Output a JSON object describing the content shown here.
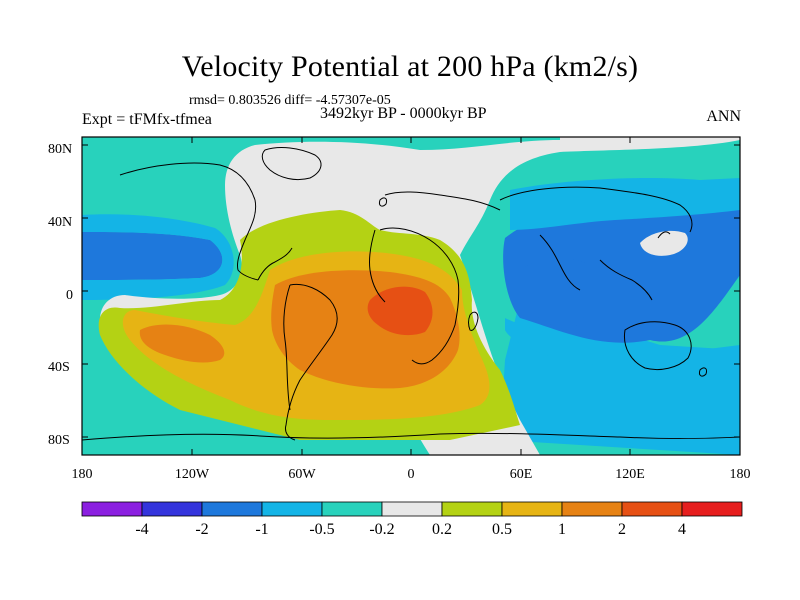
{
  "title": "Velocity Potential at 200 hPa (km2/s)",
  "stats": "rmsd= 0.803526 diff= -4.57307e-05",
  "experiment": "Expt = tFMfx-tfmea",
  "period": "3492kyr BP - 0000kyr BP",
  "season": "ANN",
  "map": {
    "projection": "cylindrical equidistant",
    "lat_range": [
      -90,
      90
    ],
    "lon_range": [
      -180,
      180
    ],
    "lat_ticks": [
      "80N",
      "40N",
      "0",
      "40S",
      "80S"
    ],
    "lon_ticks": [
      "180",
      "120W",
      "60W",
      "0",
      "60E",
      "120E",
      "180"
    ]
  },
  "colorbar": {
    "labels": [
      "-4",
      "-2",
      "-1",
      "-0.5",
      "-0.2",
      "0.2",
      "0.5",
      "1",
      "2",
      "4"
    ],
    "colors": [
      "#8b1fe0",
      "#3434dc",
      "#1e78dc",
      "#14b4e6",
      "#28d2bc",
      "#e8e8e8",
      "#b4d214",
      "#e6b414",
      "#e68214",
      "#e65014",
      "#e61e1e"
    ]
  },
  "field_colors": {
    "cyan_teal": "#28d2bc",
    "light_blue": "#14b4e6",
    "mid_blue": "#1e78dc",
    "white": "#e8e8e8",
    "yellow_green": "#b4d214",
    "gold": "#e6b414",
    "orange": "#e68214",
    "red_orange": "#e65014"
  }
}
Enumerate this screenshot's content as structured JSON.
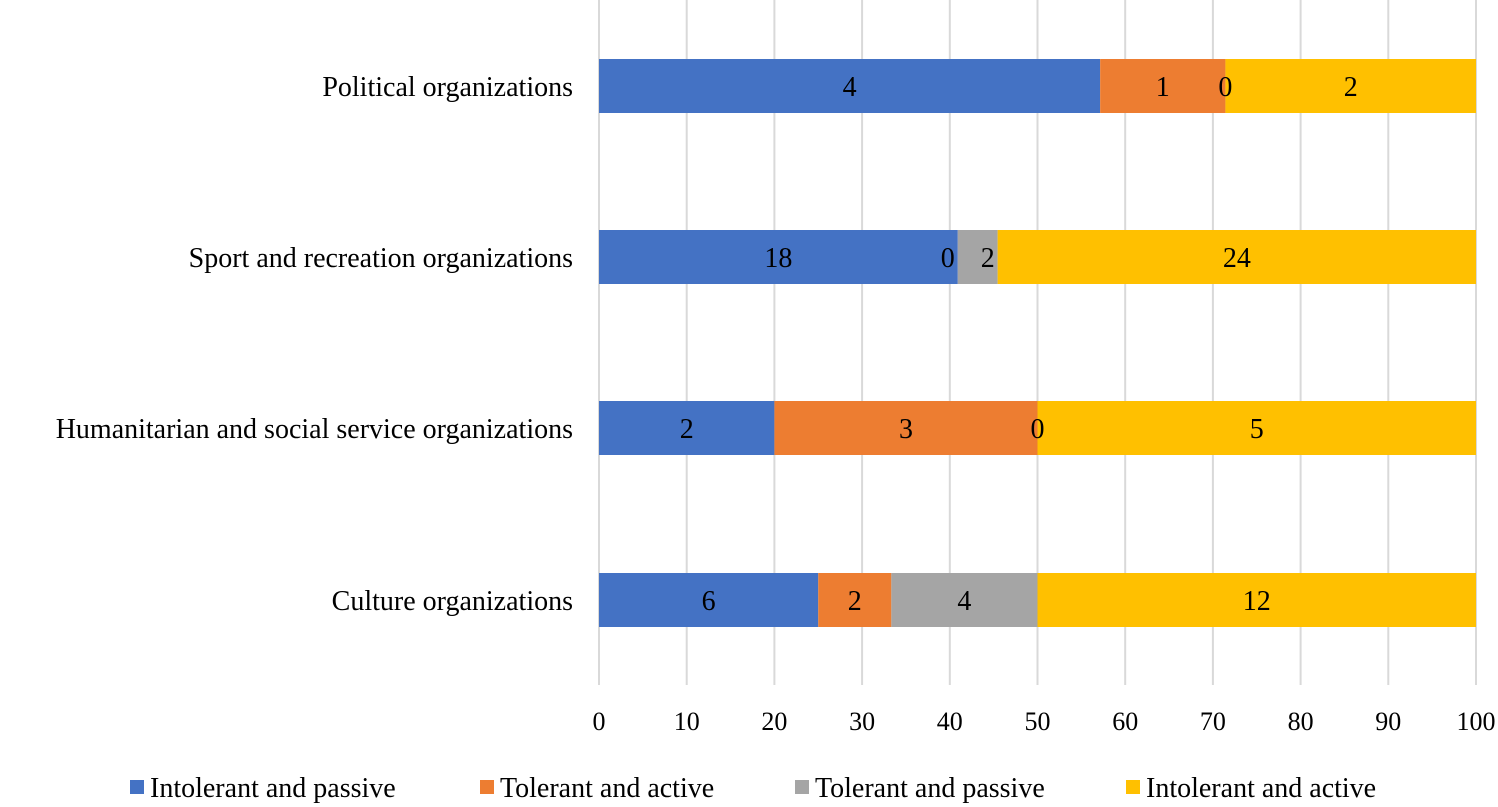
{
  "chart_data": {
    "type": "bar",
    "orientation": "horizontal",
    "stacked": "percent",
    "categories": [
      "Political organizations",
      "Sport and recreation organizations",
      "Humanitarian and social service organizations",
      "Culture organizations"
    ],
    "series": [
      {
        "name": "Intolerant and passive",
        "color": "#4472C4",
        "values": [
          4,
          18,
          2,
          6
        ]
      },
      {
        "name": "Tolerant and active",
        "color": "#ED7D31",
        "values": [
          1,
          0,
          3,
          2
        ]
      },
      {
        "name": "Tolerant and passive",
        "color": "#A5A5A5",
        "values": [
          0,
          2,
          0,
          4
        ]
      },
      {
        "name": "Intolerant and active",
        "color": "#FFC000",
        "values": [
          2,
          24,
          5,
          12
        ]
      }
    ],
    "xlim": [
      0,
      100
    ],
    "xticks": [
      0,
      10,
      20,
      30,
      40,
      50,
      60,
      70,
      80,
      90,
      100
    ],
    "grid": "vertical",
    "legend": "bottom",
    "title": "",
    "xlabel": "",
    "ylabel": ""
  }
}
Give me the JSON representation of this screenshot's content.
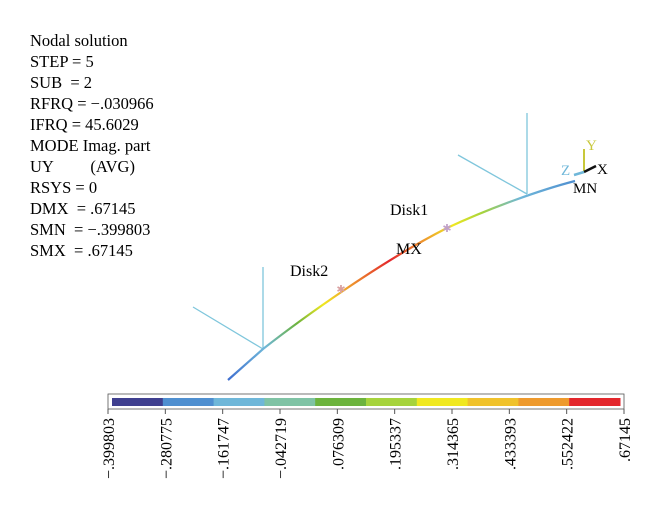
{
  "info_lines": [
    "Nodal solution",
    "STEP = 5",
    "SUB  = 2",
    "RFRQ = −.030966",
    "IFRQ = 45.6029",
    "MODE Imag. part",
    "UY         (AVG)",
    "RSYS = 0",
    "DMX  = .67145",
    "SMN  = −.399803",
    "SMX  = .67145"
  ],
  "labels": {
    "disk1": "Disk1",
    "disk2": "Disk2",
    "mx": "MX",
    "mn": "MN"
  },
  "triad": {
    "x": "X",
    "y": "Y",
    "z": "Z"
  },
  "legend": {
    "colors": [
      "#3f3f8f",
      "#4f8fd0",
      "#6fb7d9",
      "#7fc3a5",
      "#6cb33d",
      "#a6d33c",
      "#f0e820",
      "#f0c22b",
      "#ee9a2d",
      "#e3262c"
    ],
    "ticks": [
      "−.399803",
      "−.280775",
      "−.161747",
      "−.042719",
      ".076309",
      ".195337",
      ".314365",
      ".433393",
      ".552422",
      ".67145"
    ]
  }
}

········

● Stated task:
Print the full listing exactly, dropping the pictures.

● Result for this task:
Output a JSON object describing the content shown here.
{
  "title": "Velocity Potential at 200 hPa (km2/s)",
  "stats": "rmsd= 0.803526 diff= -4.57307e-05",
  "experiment": "Expt = tFMfx-tfmea",
  "period": "3492kyr BP - 0000kyr BP",
  "season": "ANN",
  "map": {
    "projection": "cylindrical equidistant",
    "lat_range": [
      -90,
      90
    ],
    "lon_range": [
      -180,
      180
    ],
    "lat_ticks": [
      "80N",
      "40N",
      "0",
      "40S",
      "80S"
    ],
    "lon_ticks": [
      "180",
      "120W",
      "60W",
      "0",
      "60E",
      "120E",
      "180"
    ]
  },
  "colorbar": {
    "labels": [
      "-4",
      "-2",
      "-1",
      "-0.5",
      "-0.2",
      "0.2",
      "0.5",
      "1",
      "2",
      "4"
    ],
    "colors": [
      "#8b1fe0",
      "#3434dc",
      "#1e78dc",
      "#14b4e6",
      "#28d2bc",
      "#e8e8e8",
      "#b4d214",
      "#e6b414",
      "#e68214",
      "#e65014",
      "#e61e1e"
    ]
  },
  "field_colors": {
    "cyan_teal": "#28d2bc",
    "light_blue": "#14b4e6",
    "mid_blue": "#1e78dc",
    "white": "#e8e8e8",
    "yellow_green": "#b4d214",
    "gold": "#e6b414",
    "orange": "#e68214",
    "red_orange": "#e65014"
  }
}
Enumerate this screenshot's content as structured JSON.
{
  "chart_data": {
    "type": "bar",
    "orientation": "horizontal",
    "stacked": "percent",
    "categories": [
      "Political organizations",
      "Sport and recreation organizations",
      "Humanitarian and social service organizations",
      "Culture organizations"
    ],
    "series": [
      {
        "name": "Intolerant and passive",
        "color": "#4472C4",
        "values": [
          4,
          18,
          2,
          6
        ]
      },
      {
        "name": "Tolerant and active",
        "color": "#ED7D31",
        "values": [
          1,
          0,
          3,
          2
        ]
      },
      {
        "name": "Tolerant and passive",
        "color": "#A5A5A5",
        "values": [
          0,
          2,
          0,
          4
        ]
      },
      {
        "name": "Intolerant and active",
        "color": "#FFC000",
        "values": [
          2,
          24,
          5,
          12
        ]
      }
    ],
    "xlim": [
      0,
      100
    ],
    "xticks": [
      0,
      10,
      20,
      30,
      40,
      50,
      60,
      70,
      80,
      90,
      100
    ],
    "grid": "vertical",
    "legend": "bottom",
    "title": "",
    "xlabel": "",
    "ylabel": ""
  }
}
Give me the JSON representation of this screenshot's content.
{
  "info_lines": [
    "Nodal solution",
    "STEP = 5",
    "SUB  = 2",
    "RFRQ = −.030966",
    "IFRQ = 45.6029",
    "MODE Imag. part",
    "UY         (AVG)",
    "RSYS = 0",
    "DMX  = .67145",
    "SMN  = −.399803",
    "SMX  = .67145"
  ],
  "labels": {
    "disk1": "Disk1",
    "disk2": "Disk2",
    "mx": "MX",
    "mn": "MN"
  },
  "triad": {
    "x": "X",
    "y": "Y",
    "z": "Z"
  },
  "legend": {
    "colors": [
      "#3f3f8f",
      "#4f8fd0",
      "#6fb7d9",
      "#7fc3a5",
      "#6cb33d",
      "#a6d33c",
      "#f0e820",
      "#f0c22b",
      "#ee9a2d",
      "#e3262c"
    ],
    "ticks": [
      "−.399803",
      "−.280775",
      "−.161747",
      "−.042719",
      ".076309",
      ".195337",
      ".314365",
      ".433393",
      ".552422",
      ".67145"
    ]
  }
}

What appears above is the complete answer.